-- START Listed records --

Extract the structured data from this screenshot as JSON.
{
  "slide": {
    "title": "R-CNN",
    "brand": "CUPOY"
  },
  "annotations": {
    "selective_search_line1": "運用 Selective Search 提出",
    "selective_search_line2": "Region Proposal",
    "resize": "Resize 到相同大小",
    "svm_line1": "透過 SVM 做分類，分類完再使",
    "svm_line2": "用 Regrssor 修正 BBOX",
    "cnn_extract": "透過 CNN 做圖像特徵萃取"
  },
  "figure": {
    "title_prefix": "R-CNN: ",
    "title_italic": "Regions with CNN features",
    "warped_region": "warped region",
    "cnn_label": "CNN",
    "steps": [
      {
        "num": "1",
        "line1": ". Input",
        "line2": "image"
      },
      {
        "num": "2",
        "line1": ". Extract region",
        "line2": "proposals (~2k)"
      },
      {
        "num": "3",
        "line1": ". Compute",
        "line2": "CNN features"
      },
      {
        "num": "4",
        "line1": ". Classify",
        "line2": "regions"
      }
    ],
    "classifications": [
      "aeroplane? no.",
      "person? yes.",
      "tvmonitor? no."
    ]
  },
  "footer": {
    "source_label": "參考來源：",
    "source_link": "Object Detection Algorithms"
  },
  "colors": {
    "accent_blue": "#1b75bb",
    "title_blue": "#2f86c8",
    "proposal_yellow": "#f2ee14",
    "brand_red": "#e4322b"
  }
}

-- END Listed records --

• [Exercise objective]
Each line above must be reproduced exactly as it stands.

• [Written reply]
Extract the structured data from this screenshot as JSON.
{
  "slide": {
    "title": "R-CNN",
    "brand": "CUPOY"
  },
  "annotations": {
    "selective_search_line1": "運用 Selective Search 提出",
    "selective_search_line2": "Region Proposal",
    "resize": "Resize 到相同大小",
    "svm_line1": "透過 SVM 做分類，分類完再使",
    "svm_line2": "用 Regrssor 修正 BBOX",
    "cnn_extract": "透過 CNN 做圖像特徵萃取"
  },
  "figure": {
    "title_prefix": "R-CNN: ",
    "title_italic": "Regions with CNN features",
    "warped_region": "warped region",
    "cnn_label": "CNN",
    "steps": [
      {
        "num": "1",
        "line1": ". Input",
        "line2": "image"
      },
      {
        "num": "2",
        "line1": ". Extract region",
        "line2": "proposals (~2k)"
      },
      {
        "num": "3",
        "line1": ". Compute",
        "line2": "CNN features"
      },
      {
        "num": "4",
        "line1": ". Classify",
        "line2": "regions"
      }
    ],
    "classifications": [
      "aeroplane? no.",
      "person? yes.",
      "tvmonitor? no."
    ]
  },
  "footer": {
    "source_label": "參考來源：",
    "source_link": "Object Detection Algorithms"
  },
  "colors": {
    "accent_blue": "#1b75bb",
    "title_blue": "#2f86c8",
    "proposal_yellow": "#f2ee14",
    "brand_red": "#e4322b"
  }
}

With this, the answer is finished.